-- Records shown start --

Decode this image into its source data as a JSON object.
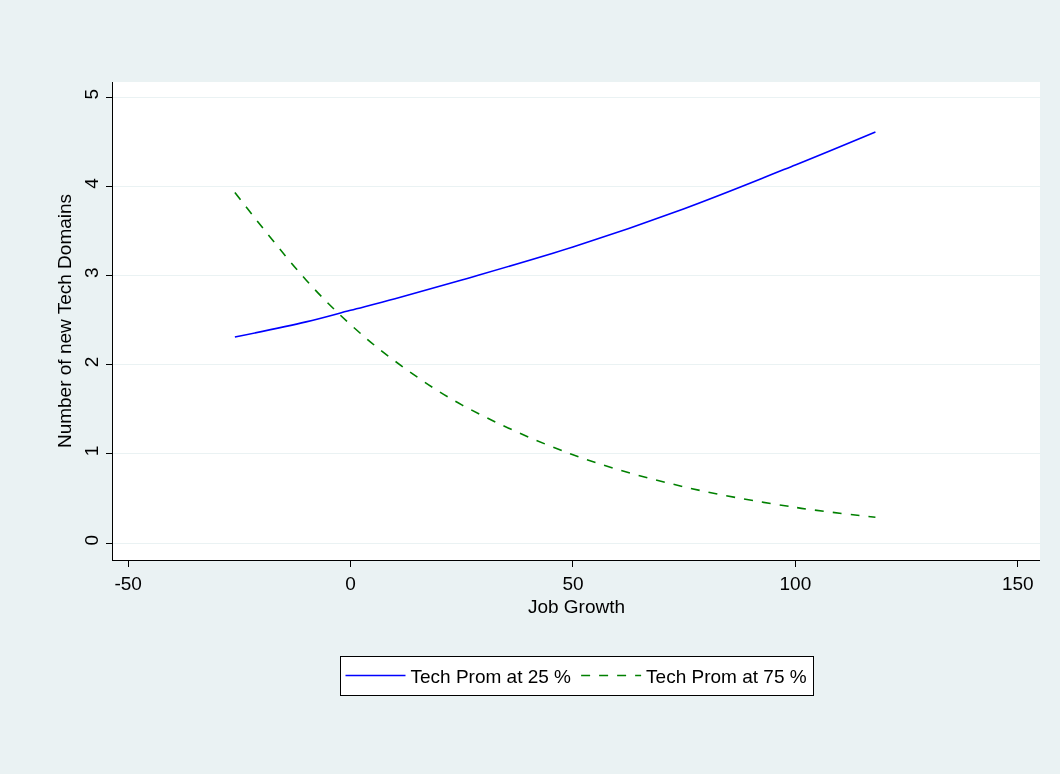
{
  "chart_data": {
    "type": "line",
    "xlabel": "Job Growth",
    "ylabel": "Number of new Tech Domains",
    "xlim": [
      -53.4,
      155
    ],
    "ylim": [
      -0.19,
      5.17
    ],
    "xticks": [
      -50,
      0,
      50,
      100,
      150
    ],
    "yticks": [
      0,
      1,
      2,
      3,
      4,
      5
    ],
    "grid": "y",
    "legend": "bottom",
    "marker": "none",
    "series": [
      {
        "name": "Tech Prom at 25 %",
        "color": "#0000ff",
        "line_style": "solid",
        "x": [
          -26,
          -10,
          0,
          10,
          25,
          50,
          75,
          100,
          118
        ],
        "values": [
          2.31,
          2.48,
          2.61,
          2.74,
          2.95,
          3.32,
          3.75,
          4.24,
          4.61
        ]
      },
      {
        "name": "Tech Prom at 75 %",
        "color": "#008000",
        "line_style": "dashed",
        "x": [
          -26,
          -10,
          0,
          10,
          25,
          50,
          75,
          100,
          118
        ],
        "values": [
          3.93,
          2.95,
          2.45,
          2.04,
          1.55,
          0.99,
          0.63,
          0.4,
          0.29
        ]
      }
    ]
  }
}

-- Records shown end --

**What is expected:**
Your task is to return the entries above exactly, with no pictures.

**Exercise output:**
Decode this image into its source data as a JSON object.
{
  "chart_data": {
    "type": "line",
    "xlabel": "Job Growth",
    "ylabel": "Number of new Tech Domains",
    "xlim": [
      -53.4,
      155
    ],
    "ylim": [
      -0.19,
      5.17
    ],
    "xticks": [
      -50,
      0,
      50,
      100,
      150
    ],
    "yticks": [
      0,
      1,
      2,
      3,
      4,
      5
    ],
    "grid": "y",
    "legend": "bottom",
    "marker": "none",
    "series": [
      {
        "name": "Tech Prom at 25 %",
        "color": "#0000ff",
        "line_style": "solid",
        "x": [
          -26,
          -10,
          0,
          10,
          25,
          50,
          75,
          100,
          118
        ],
        "values": [
          2.31,
          2.48,
          2.61,
          2.74,
          2.95,
          3.32,
          3.75,
          4.24,
          4.61
        ]
      },
      {
        "name": "Tech Prom at 75 %",
        "color": "#008000",
        "line_style": "dashed",
        "x": [
          -26,
          -10,
          0,
          10,
          25,
          50,
          75,
          100,
          118
        ],
        "values": [
          3.93,
          2.95,
          2.45,
          2.04,
          1.55,
          0.99,
          0.63,
          0.4,
          0.29
        ]
      }
    ]
  }
}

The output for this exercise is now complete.